→ **SHORT TASK**: Select the lines below containing the word "其电路图以下所示".

Collected data
◆ ◆ ◆ ◆ ◆

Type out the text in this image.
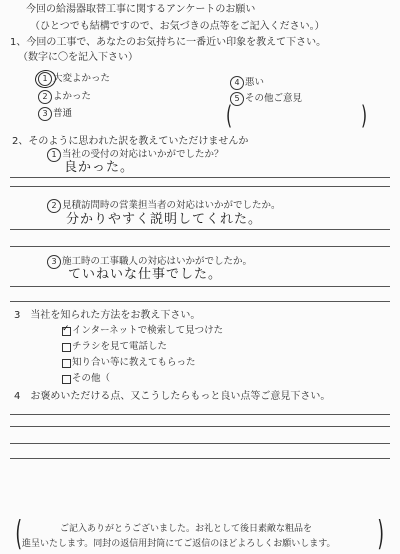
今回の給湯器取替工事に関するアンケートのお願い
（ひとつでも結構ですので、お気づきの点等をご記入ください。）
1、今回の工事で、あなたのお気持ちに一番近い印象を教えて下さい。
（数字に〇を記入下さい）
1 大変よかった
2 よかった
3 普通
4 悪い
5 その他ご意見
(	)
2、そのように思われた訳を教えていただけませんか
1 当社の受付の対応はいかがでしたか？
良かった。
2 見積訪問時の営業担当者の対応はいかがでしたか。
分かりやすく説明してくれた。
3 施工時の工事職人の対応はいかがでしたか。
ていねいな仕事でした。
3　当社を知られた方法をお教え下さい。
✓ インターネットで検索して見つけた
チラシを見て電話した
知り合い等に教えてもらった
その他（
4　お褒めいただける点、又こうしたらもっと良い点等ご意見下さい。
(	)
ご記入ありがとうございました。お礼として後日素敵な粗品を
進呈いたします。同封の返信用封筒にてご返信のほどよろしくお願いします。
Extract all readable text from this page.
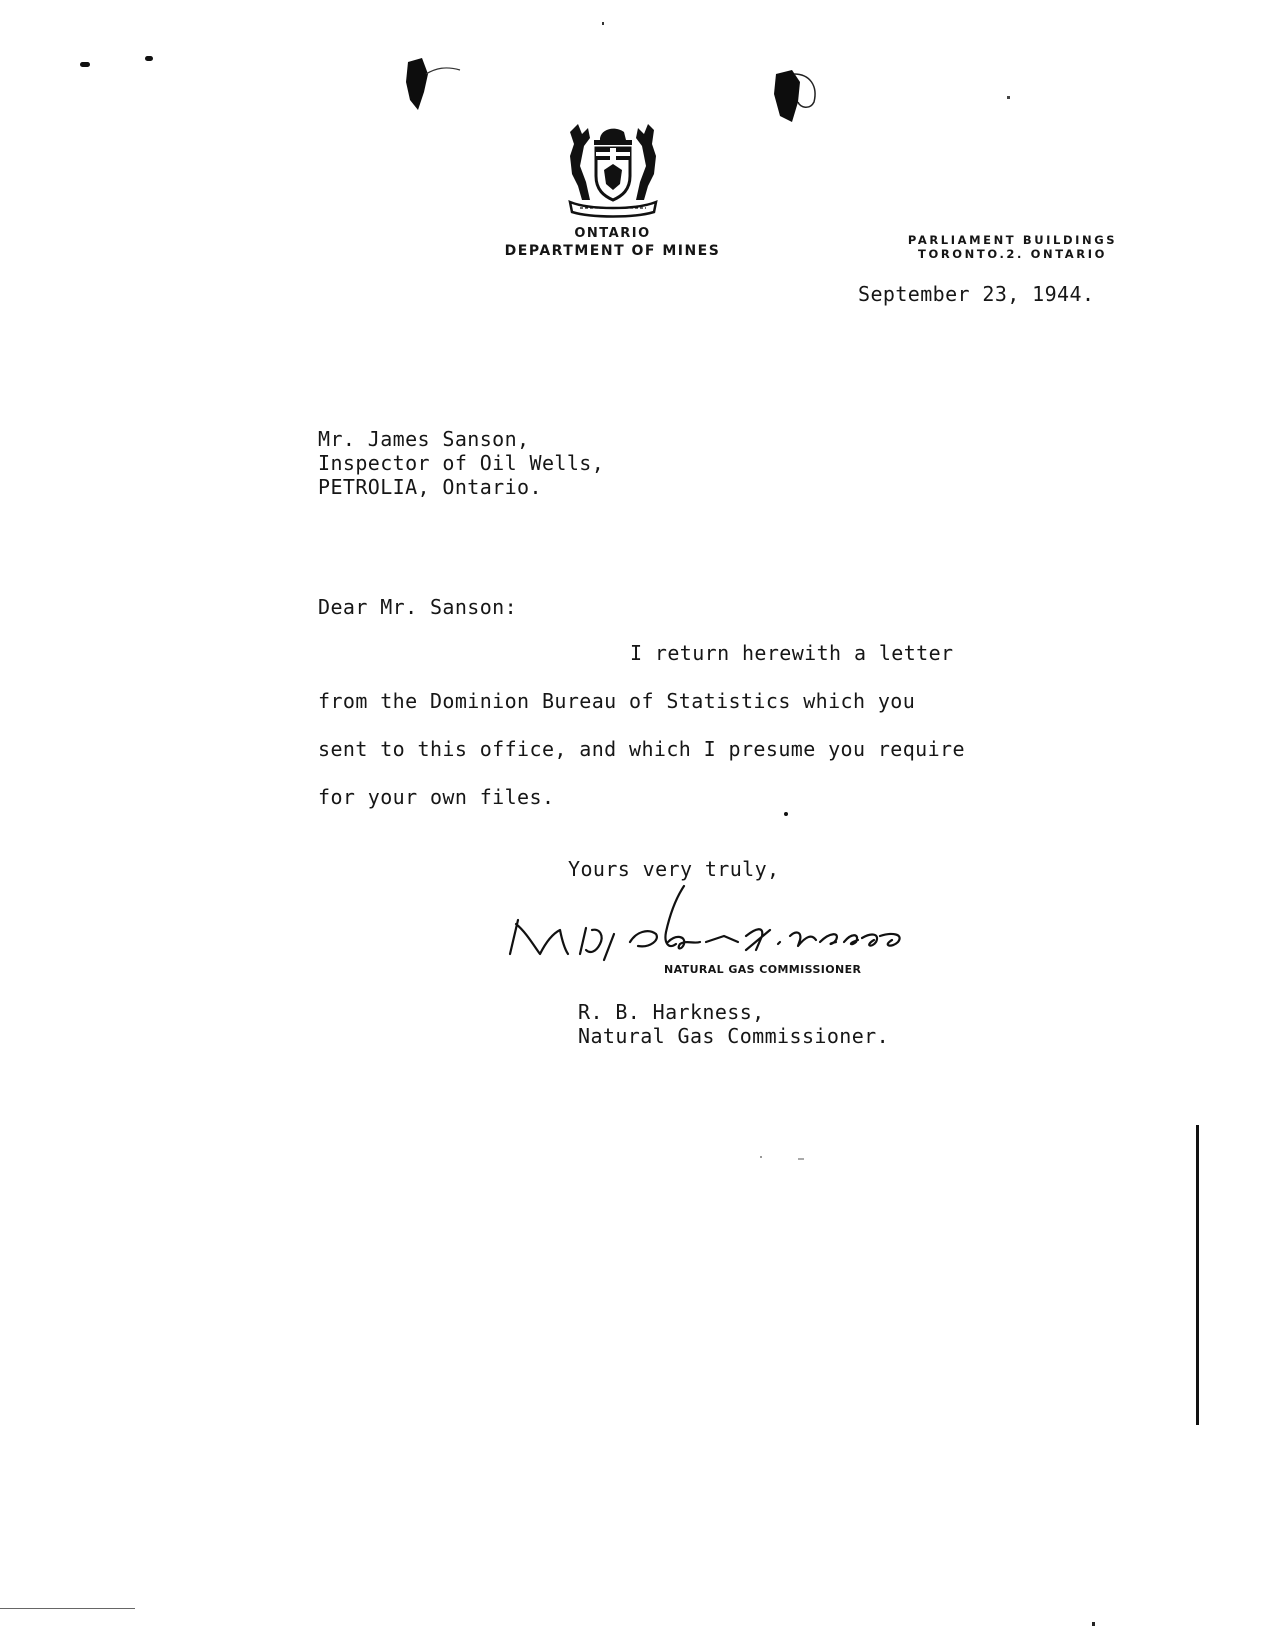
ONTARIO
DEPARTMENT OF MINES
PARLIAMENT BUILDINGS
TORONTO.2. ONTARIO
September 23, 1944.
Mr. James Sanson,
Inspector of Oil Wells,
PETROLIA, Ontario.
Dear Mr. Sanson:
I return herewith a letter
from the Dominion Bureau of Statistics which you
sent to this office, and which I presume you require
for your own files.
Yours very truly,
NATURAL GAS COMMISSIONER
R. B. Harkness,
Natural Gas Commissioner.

◆ ◆ ◆ ◆ ◆

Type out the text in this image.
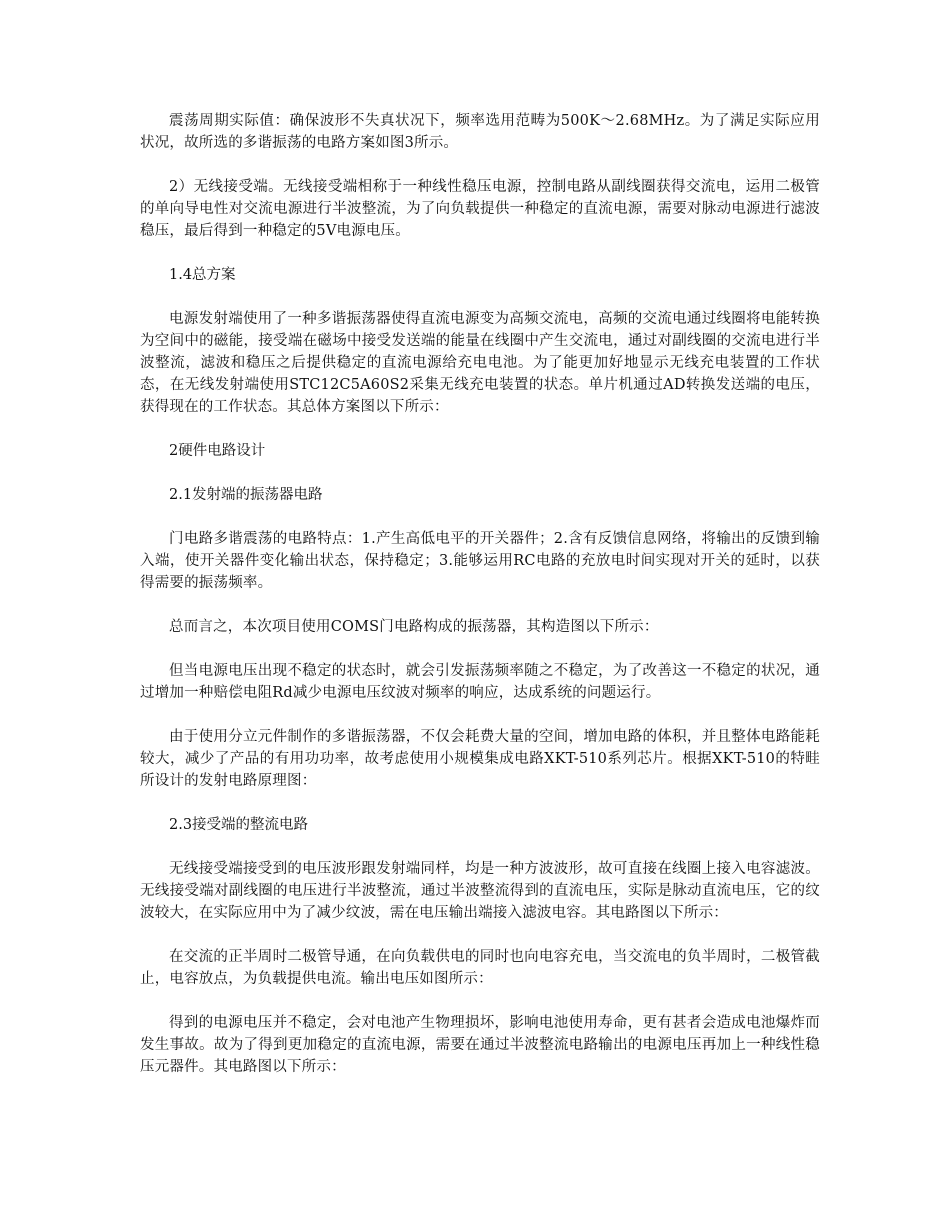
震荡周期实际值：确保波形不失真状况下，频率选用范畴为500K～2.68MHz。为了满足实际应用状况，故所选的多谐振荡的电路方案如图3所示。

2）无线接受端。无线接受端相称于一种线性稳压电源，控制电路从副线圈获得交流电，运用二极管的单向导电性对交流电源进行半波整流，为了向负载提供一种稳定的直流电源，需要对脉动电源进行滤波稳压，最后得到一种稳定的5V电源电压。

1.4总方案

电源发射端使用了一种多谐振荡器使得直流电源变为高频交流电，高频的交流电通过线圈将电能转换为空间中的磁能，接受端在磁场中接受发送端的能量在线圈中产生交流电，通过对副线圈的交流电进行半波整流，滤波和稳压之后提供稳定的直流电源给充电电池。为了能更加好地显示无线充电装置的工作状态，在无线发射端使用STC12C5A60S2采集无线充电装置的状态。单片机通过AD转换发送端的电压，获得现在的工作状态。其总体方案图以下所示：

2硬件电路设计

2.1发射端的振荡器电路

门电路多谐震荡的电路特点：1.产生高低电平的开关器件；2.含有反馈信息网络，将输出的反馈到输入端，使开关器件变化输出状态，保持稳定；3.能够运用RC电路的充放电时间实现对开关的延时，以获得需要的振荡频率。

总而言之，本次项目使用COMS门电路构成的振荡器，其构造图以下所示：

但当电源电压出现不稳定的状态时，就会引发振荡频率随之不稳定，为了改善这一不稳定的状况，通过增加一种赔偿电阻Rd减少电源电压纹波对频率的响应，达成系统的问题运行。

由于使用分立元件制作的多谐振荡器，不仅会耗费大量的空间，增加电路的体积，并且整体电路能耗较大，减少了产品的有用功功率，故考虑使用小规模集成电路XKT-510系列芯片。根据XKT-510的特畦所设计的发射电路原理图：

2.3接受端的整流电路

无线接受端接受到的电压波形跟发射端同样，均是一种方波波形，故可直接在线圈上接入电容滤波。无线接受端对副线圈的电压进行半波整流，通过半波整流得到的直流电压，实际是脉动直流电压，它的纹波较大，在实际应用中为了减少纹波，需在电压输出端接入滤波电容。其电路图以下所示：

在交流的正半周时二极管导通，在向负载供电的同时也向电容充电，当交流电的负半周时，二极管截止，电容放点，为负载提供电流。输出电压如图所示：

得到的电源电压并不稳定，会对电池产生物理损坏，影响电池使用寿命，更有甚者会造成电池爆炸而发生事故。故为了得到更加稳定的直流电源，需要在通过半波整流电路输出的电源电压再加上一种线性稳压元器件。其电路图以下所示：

◆ ◆ ◆ ◆ ◆

→ **FULL RESPONSE**:
无线接受端接受到的电压波形跟发射端同样，均是一种方波波形，故可直接在线圈上接入电容滤波。无线接受端对副线圈的电压进行半波整流，通过半波整流得到的直流电压，实际是脉动直流电压，它的纹波较大，在实际应用中为了减少纹波，需在电压输出端接入滤波电容。其电路图以下所示：
得到的电源电压并不稳定，会对电池产生物理损坏，影响电池使用寿命，更有甚者会造成电池爆炸而发生事故。故为了得到更加稳定的直流电源，需要在通过半波整流电路输出的电源电压再加上一种线性稳压元器件。其电路图以下所示：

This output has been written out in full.